- **RECORD EXCERPTS**
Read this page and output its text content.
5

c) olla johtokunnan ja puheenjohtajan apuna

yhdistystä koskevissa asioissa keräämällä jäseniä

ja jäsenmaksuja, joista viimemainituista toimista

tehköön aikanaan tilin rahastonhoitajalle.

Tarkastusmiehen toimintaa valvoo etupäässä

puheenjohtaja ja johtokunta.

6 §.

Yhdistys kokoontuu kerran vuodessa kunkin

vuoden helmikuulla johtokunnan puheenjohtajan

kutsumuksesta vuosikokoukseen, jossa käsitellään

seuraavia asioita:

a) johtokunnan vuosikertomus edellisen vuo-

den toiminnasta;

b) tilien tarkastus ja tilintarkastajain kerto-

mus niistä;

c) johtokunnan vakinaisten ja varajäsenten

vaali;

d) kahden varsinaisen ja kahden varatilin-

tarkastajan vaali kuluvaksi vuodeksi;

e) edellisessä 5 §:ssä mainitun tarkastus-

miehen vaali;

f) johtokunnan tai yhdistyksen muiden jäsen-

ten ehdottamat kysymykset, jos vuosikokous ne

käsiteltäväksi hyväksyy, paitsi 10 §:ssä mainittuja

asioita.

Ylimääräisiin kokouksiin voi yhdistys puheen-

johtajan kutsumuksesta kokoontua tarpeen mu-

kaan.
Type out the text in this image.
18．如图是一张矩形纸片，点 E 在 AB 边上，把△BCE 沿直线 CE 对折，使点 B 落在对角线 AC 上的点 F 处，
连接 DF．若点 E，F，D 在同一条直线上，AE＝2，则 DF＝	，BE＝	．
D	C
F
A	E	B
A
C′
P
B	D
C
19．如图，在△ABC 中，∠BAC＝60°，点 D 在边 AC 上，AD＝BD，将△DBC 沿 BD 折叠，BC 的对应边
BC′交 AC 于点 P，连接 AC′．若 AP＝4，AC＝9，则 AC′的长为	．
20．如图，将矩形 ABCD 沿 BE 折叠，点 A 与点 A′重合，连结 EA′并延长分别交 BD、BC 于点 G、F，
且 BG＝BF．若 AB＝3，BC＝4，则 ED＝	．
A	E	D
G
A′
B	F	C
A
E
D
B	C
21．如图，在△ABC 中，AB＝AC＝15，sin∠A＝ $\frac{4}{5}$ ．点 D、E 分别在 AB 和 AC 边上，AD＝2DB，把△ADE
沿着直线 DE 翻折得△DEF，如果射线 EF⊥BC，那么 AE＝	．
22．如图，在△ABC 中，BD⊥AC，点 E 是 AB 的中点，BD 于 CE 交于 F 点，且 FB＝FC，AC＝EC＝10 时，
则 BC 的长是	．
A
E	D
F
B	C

- **PROBLEM TO SOLVE**
Select all lines in the listing that include the word "johtokunnan".

- **SOLUTION**
c) olla johtokunnan ja puheenjohtajan apuna
vuoden helmikuulla johtokunnan puheenjohtajan
a) johtokunnan vuosikertomus edellisen vuo-
c) johtokunnan vakinaisten ja varajäsenten
f) johtokunnan tai yhdistyksen muiden jäsen-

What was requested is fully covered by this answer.